Exercise task -> Find the line containing "Extract the structured". Retype it and every later line of the records exactly, leaving out pictures.

-- start Data for processing --

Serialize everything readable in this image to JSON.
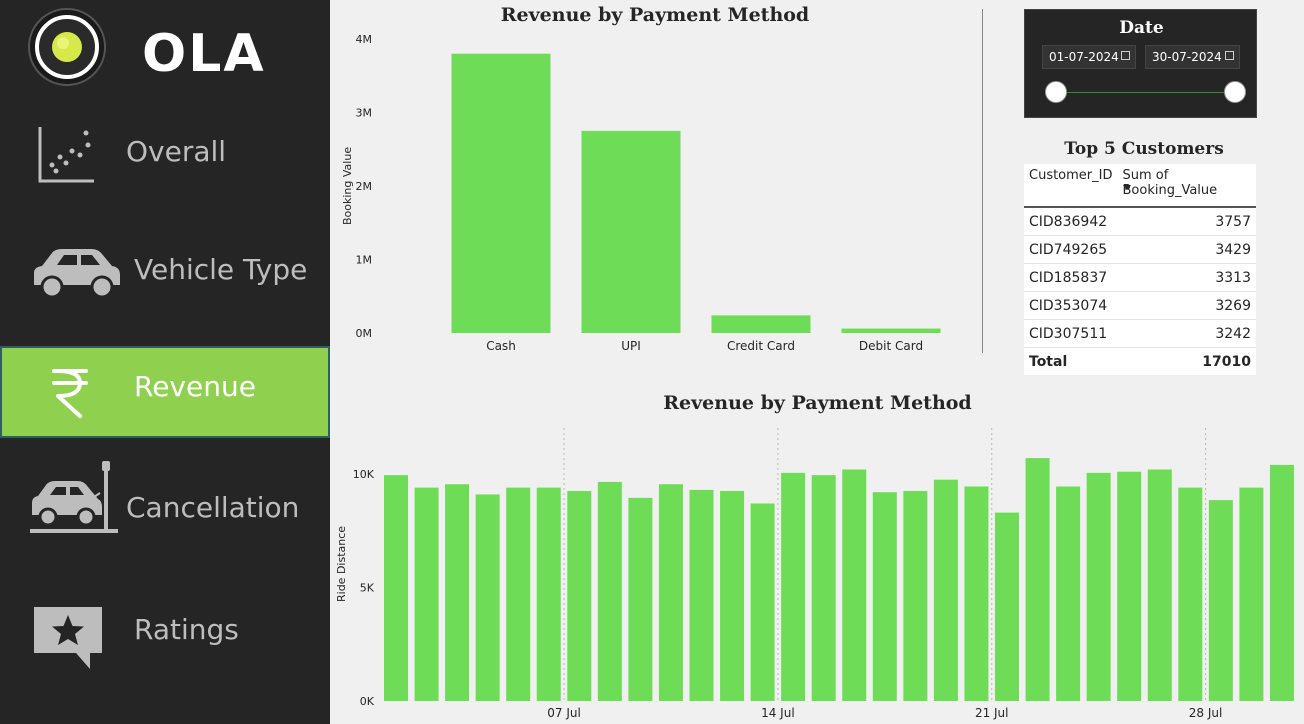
{
  "sidebar": {
    "brand": "OLA",
    "items": [
      {
        "label": "Overall"
      },
      {
        "label": "Vehicle Type"
      },
      {
        "label": "Revenue"
      },
      {
        "label": "Cancellation"
      },
      {
        "label": "Ratings"
      }
    ],
    "active_color": "#8fd14f"
  },
  "date_slicer": {
    "title": "Date",
    "start": "01-07-2024",
    "end": "30-07-2024"
  },
  "top_customers": {
    "title": "Top 5 Customers",
    "columns": [
      "Customer_ID",
      "Sum of Booking_Value"
    ],
    "rows": [
      [
        "CID836942",
        "3757"
      ],
      [
        "CID749265",
        "3429"
      ],
      [
        "CID185837",
        "3313"
      ],
      [
        "CID353074",
        "3269"
      ],
      [
        "CID307511",
        "3242"
      ]
    ],
    "total_label": "Total",
    "total_value": "17010"
  },
  "chart_data": [
    {
      "type": "bar",
      "title": "Revenue by Payment Method",
      "categories": [
        "Cash",
        "UPI",
        "Credit Card",
        "Debit Card"
      ],
      "values": [
        3800000,
        2750000,
        240000,
        60000
      ],
      "ylabel": "Booking Value",
      "xlabel": "",
      "ylim": [
        0,
        4000000
      ],
      "yticks": [
        "0M",
        "1M",
        "2M",
        "3M",
        "4M"
      ],
      "bar_color": "#6fdc57",
      "grid": false
    },
    {
      "type": "bar",
      "title": "Revenue by Payment Method",
      "x": [
        "2024-07-01",
        "2024-07-02",
        "2024-07-03",
        "2024-07-04",
        "2024-07-05",
        "2024-07-06",
        "2024-07-07",
        "2024-07-08",
        "2024-07-09",
        "2024-07-10",
        "2024-07-11",
        "2024-07-12",
        "2024-07-13",
        "2024-07-14",
        "2024-07-15",
        "2024-07-16",
        "2024-07-17",
        "2024-07-18",
        "2024-07-19",
        "2024-07-20",
        "2024-07-21",
        "2024-07-22",
        "2024-07-23",
        "2024-07-24",
        "2024-07-25",
        "2024-07-26",
        "2024-07-27",
        "2024-07-28",
        "2024-07-29",
        "2024-07-30"
      ],
      "values": [
        9950,
        9400,
        9550,
        9100,
        9400,
        9400,
        9250,
        9650,
        8950,
        9550,
        9300,
        9250,
        8700,
        10050,
        9950,
        10200,
        9200,
        9250,
        9750,
        9450,
        8300,
        10700,
        9450,
        10050,
        10100,
        10200,
        9400,
        8850,
        9400,
        10400
      ],
      "ylabel": "Ride Distance",
      "xlabel": "",
      "ylim": [
        0,
        12000
      ],
      "yticks": [
        "0K",
        "5K",
        "10K"
      ],
      "xticks": [
        "07 Jul",
        "14 Jul",
        "21 Jul",
        "28 Jul"
      ],
      "bar_color": "#6fdc57",
      "grid": false
    }
  ]
}
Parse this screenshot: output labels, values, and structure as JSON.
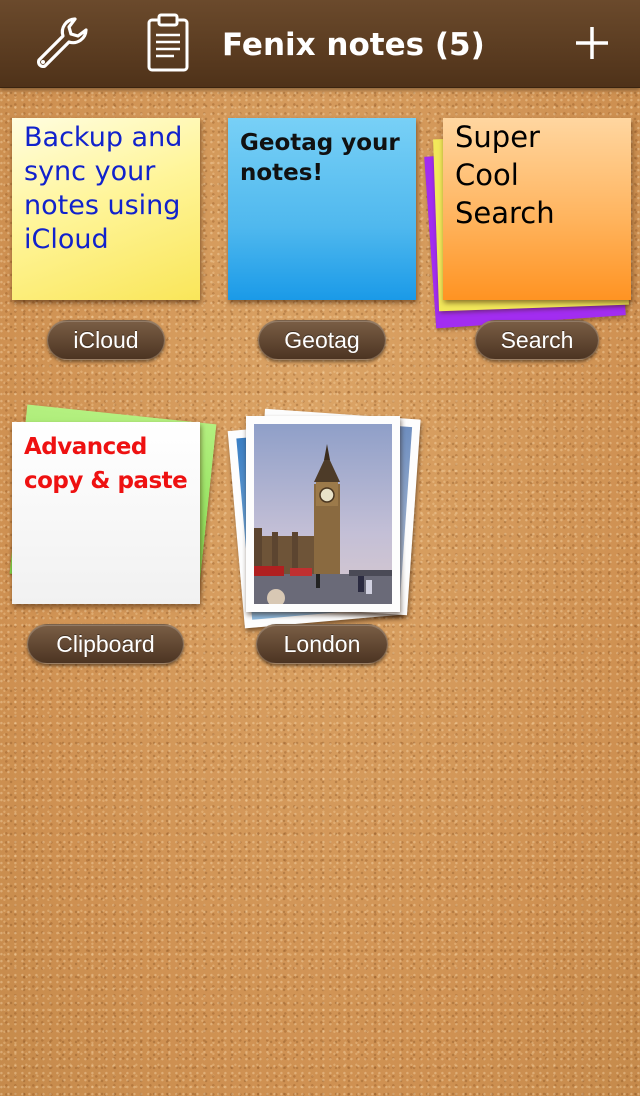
{
  "header": {
    "title": "Fenix notes (5)",
    "settings_icon": "wrench-icon",
    "clipboard_icon": "clipboard-icon",
    "add_icon": "plus-icon"
  },
  "notes": [
    {
      "label": "iCloud",
      "text": "Backup and sync your notes using iCloud",
      "color": "#fff59a",
      "text_color": "#1122cc"
    },
    {
      "label": "Geotag",
      "text": "Geotag your notes!",
      "color": "#4fb8ee",
      "text_color": "#111111"
    },
    {
      "label": "Search",
      "text": "Super Cool Search",
      "color": "#ffa53f",
      "text_color": "#000000"
    },
    {
      "label": "Clipboard",
      "text": "Advanced copy & paste",
      "color": "#f4f4f4",
      "text_color": "#ee1111"
    },
    {
      "label": "London",
      "type": "photo-stack"
    }
  ],
  "colors": {
    "topbar": "#5a3b20",
    "cork": "#d39a5c",
    "pill": "#5e4431"
  }
}
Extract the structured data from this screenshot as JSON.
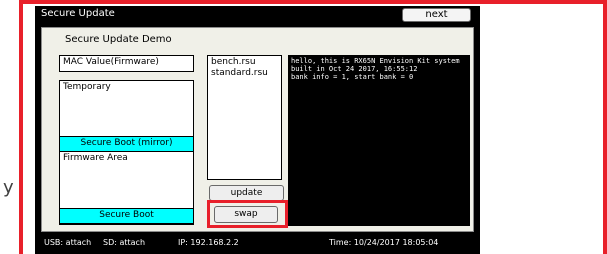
{
  "window": {
    "title": "Secure Update",
    "next_label": "next"
  },
  "panel": {
    "title": "Secure Update Demo",
    "mac_label": "MAC Value(Firmware)",
    "temporary_label": "Temporary",
    "mirror_label": "Secure Boot (mirror)",
    "firmware_label": "Firmware Area",
    "secure_boot_label": "Secure Boot"
  },
  "files": [
    "bench.rsu",
    "standard.rsu"
  ],
  "buttons": {
    "update_label": "update",
    "swap_label": "swap"
  },
  "console": {
    "lines": [
      "hello, this is RX65N Envision Kit system",
      "built in Oct 24 2017, 16:55:12",
      "bank info = 1, start bank = 0"
    ]
  },
  "status": {
    "usb": "USB: attach",
    "sd": "SD: attach",
    "ip": "IP: 192.168.2.2",
    "time": "Time: 10/24/2017 18:05:04"
  },
  "side_text": "y",
  "colors": {
    "highlight": "#e8202a",
    "cyan": "#00ffff",
    "screen_bg": "#000000",
    "panel_bg": "#f0f0e8"
  }
}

-- end Data for processing --

Answer ->
Extract the structured data from this screenshot as JSON.
{
  "window": {
    "title": "Secure Update",
    "next_label": "next"
  },
  "panel": {
    "title": "Secure Update Demo",
    "mac_label": "MAC Value(Firmware)",
    "temporary_label": "Temporary",
    "mirror_label": "Secure Boot (mirror)",
    "firmware_label": "Firmware Area",
    "secure_boot_label": "Secure Boot"
  },
  "files": [
    "bench.rsu",
    "standard.rsu"
  ],
  "buttons": {
    "update_label": "update",
    "swap_label": "swap"
  },
  "console": {
    "lines": [
      "hello, this is RX65N Envision Kit system",
      "built in Oct 24 2017, 16:55:12",
      "bank info = 1, start bank = 0"
    ]
  },
  "status": {
    "usb": "USB: attach",
    "sd": "SD: attach",
    "ip": "IP: 192.168.2.2",
    "time": "Time: 10/24/2017 18:05:04"
  },
  "side_text": "y",
  "colors": {
    "highlight": "#e8202a",
    "cyan": "#00ffff",
    "screen_bg": "#000000",
    "panel_bg": "#f0f0e8"
  }
}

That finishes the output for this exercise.